Work to be completed =
Copy out the data below verbatim.

Dataset entries:
[BEGIN]
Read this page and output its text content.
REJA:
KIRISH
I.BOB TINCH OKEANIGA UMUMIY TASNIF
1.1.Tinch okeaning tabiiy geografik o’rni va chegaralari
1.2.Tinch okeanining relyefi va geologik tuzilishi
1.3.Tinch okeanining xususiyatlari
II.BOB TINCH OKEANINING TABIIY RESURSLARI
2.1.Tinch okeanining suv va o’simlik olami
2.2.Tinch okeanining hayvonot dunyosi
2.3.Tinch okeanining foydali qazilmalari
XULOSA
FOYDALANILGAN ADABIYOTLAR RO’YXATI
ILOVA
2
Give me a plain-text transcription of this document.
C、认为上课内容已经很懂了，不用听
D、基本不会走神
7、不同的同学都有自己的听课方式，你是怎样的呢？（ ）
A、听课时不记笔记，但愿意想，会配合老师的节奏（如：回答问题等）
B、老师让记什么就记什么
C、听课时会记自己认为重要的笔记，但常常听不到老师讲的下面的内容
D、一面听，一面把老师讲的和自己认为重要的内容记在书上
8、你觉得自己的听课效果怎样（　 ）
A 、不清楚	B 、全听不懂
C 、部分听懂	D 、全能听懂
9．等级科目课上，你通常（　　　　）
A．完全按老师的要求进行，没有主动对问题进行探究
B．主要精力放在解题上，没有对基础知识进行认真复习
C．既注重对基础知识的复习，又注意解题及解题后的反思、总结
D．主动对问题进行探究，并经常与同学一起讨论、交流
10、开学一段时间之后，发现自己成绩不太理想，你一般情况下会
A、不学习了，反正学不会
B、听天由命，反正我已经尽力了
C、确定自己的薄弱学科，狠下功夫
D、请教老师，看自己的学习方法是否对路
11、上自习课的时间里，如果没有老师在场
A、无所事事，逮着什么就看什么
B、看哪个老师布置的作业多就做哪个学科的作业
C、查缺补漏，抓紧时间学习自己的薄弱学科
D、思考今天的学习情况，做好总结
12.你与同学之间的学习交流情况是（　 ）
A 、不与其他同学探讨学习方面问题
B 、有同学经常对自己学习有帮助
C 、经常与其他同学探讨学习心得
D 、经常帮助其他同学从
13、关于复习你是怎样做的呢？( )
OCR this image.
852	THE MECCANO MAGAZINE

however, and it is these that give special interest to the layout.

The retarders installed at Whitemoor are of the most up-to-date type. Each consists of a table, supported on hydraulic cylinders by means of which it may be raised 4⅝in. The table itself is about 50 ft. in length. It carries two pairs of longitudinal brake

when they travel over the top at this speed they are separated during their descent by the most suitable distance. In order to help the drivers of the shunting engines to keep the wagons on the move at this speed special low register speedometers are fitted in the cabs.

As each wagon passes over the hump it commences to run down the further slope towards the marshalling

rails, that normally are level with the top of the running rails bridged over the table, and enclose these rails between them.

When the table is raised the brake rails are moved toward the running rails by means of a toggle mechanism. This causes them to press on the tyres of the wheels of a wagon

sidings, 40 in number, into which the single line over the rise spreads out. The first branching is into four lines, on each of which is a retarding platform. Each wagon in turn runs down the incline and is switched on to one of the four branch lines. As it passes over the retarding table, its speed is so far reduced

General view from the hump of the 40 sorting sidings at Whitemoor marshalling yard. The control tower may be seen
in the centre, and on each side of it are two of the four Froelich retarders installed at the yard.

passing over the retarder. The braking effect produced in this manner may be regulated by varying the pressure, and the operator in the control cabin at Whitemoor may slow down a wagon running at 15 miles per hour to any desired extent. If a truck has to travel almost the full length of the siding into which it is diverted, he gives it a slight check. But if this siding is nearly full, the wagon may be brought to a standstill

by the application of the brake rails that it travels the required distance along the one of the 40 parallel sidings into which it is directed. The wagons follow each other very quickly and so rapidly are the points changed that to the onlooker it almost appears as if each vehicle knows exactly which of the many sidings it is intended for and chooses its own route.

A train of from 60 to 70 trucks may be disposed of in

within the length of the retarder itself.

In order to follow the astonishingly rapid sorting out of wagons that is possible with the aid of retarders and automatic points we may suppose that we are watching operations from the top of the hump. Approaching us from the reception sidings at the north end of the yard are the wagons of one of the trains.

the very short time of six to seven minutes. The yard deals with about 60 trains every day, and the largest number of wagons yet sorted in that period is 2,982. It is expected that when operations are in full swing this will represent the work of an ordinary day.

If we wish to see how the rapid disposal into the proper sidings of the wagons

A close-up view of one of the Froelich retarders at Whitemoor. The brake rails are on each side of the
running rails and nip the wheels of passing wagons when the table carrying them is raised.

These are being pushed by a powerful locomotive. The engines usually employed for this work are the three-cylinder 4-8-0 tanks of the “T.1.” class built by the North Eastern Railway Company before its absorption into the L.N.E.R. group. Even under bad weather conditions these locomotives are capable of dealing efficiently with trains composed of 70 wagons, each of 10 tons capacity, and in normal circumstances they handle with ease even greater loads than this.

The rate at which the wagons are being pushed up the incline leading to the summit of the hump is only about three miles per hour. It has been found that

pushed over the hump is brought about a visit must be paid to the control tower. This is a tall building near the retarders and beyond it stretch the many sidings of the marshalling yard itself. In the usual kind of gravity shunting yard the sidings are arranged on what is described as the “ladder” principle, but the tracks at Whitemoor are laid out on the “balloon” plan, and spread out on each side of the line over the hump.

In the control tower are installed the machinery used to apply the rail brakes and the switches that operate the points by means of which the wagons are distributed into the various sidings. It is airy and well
[END]
Task response =
Read this page and output its text content.
REJA:
KIRISH
I.BOB TINCH OKEANIGA UMUMIY TASNIF
1.1.Tinch okeaning tabiiy geografik o’rni va chegaralari
1.2.Tinch okeanining relyefi va geologik tuzilishi
1.3.Tinch okeanining xususiyatlari
II.BOB TINCH OKEANINING TABIIY RESURSLARI
2.1.Tinch okeanining suv va o’simlik olami
2.2.Tinch okeanining hayvonot dunyosi
2.3.Tinch okeanining foydali qazilmalari
XULOSA
FOYDALANILGAN ADABIYOTLAR RO’YXATI
ILOVA
2
Give me a plain-text transcription of this document.
C、认为上课内容已经很懂了，不用听
D、基本不会走神
7、不同的同学都有自己的听课方式，你是怎样的呢？（ ）
A、听课时不记笔记，但愿意想，会配合老师的节奏（如：回答问题等）
B、老师让记什么就记什么
C、听课时会记自己认为重要的笔记，但常常听不到老师讲的下面的内容
D、一面听，一面把老师讲的和自己认为重要的内容记在书上
8、你觉得自己的听课效果怎样（　 ）
A 、不清楚	B 、全听不懂
C 、部分听懂	D 、全能听懂
9．等级科目课上，你通常（　　　　）
A．完全按老师的要求进行，没有主动对问题进行探究
B．主要精力放在解题上，没有对基础知识进行认真复习
C．既注重对基础知识的复习，又注意解题及解题后的反思、总结
D．主动对问题进行探究，并经常与同学一起讨论、交流
10、开学一段时间之后，发现自己成绩不太理想，你一般情况下会
A、不学习了，反正学不会
B、听天由命，反正我已经尽力了
C、确定自己的薄弱学科，狠下功夫
D、请教老师，看自己的学习方法是否对路
11、上自习课的时间里，如果没有老师在场
A、无所事事，逮着什么就看什么
B、看哪个老师布置的作业多就做哪个学科的作业
C、查缺补漏，抓紧时间学习自己的薄弱学科
D、思考今天的学习情况，做好总结
12.你与同学之间的学习交流情况是（　 ）
A 、不与其他同学探讨学习方面问题
B 、有同学经常对自己学习有帮助
C 、经常与其他同学探讨学习心得
D 、经常帮助其他同学从
13、关于复习你是怎样做的呢？( )
OCR this image.
852	THE MECCANO MAGAZINE

however, and it is these that give special interest to the layout.

The retarders installed at Whitemoor are of the most up-to-date type. Each consists of a table, supported on hydraulic cylinders by means of which it may be raised 4⅝in. The table itself is about 50 ft. in length. It carries two pairs of longitudinal brake

when they travel over the top at this speed they are separated during their descent by the most suitable distance. In order to help the drivers of the shunting engines to keep the wagons on the move at this speed special low register speedometers are fitted in the cabs.

As each wagon passes over the hump it commences to run down the further slope towards the marshalling

rails, that normally are level with the top of the running rails bridged over the table, and enclose these rails between them.

When the table is raised the brake rails are moved toward the running rails by means of a toggle mechanism. This causes them to press on the tyres of the wheels of a wagon

sidings, 40 in number, into which the single line over the rise spreads out. The first branching is into four lines, on each of which is a retarding platform. Each wagon in turn runs down the incline and is switched on to one of the four branch lines. As it passes over the retarding table, its speed is so far reduced

General view from the hump of the 40 sorting sidings at Whitemoor marshalling yard. The control tower may be seen
in the centre, and on each side of it are two of the four Froelich retarders installed at the yard.

passing over the retarder. The braking effect produced in this manner may be regulated by varying the pressure, and the operator in the control cabin at Whitemoor may slow down a wagon running at 15 miles per hour to any desired extent. If a truck has to travel almost the full length of the siding into which it is diverted, he gives it a slight check. But if this siding is nearly full, the wagon may be brought to a standstill

by the application of the brake rails that it travels the required distance along the one of the 40 parallel sidings into which it is directed. The wagons follow each other very quickly and so rapidly are the points changed that to the onlooker it almost appears as if each vehicle knows exactly which of the many sidings it is intended for and chooses its own route.

A train of from 60 to 70 trucks may be disposed of in

within the length of the retarder itself.

In order to follow the astonishingly rapid sorting out of wagons that is possible with the aid of retarders and automatic points we may suppose that we are watching operations from the top of the hump. Approaching us from the reception sidings at the north end of the yard are the wagons of one of the trains.

the very short time of six to seven minutes. The yard deals with about 60 trains every day, and the largest number of wagons yet sorted in that period is 2,982. It is expected that when operations are in full swing this will represent the work of an ordinary day.

If we wish to see how the rapid disposal into the proper sidings of the wagons

A close-up view of one of the Froelich retarders at Whitemoor. The brake rails are on each side of the
running rails and nip the wheels of passing wagons when the table carrying them is raised.

These are being pushed by a powerful locomotive. The engines usually employed for this work are the three-cylinder 4-8-0 tanks of the “T.1.” class built by the North Eastern Railway Company before its absorption into the L.N.E.R. group. Even under bad weather conditions these locomotives are capable of dealing efficiently with trains composed of 70 wagons, each of 10 tons capacity, and in normal circumstances they handle with ease even greater loads than this.

The rate at which the wagons are being pushed up the incline leading to the summit of the hump is only about three miles per hour. It has been found that

pushed over the hump is brought about a visit must be paid to the control tower. This is a tall building near the retarders and beyond it stretch the many sidings of the marshalling yard itself. In the usual kind of gravity shunting yard the sidings are arranged on what is described as the “ladder” principle, but the tracks at Whitemoor are laid out on the “balloon” plan, and spread out on each side of the line over the hump.

In the control tower are installed the machinery used to apply the rail brakes and the switches that operate the points by means of which the wagons are distributed into the various sidings. It is airy and well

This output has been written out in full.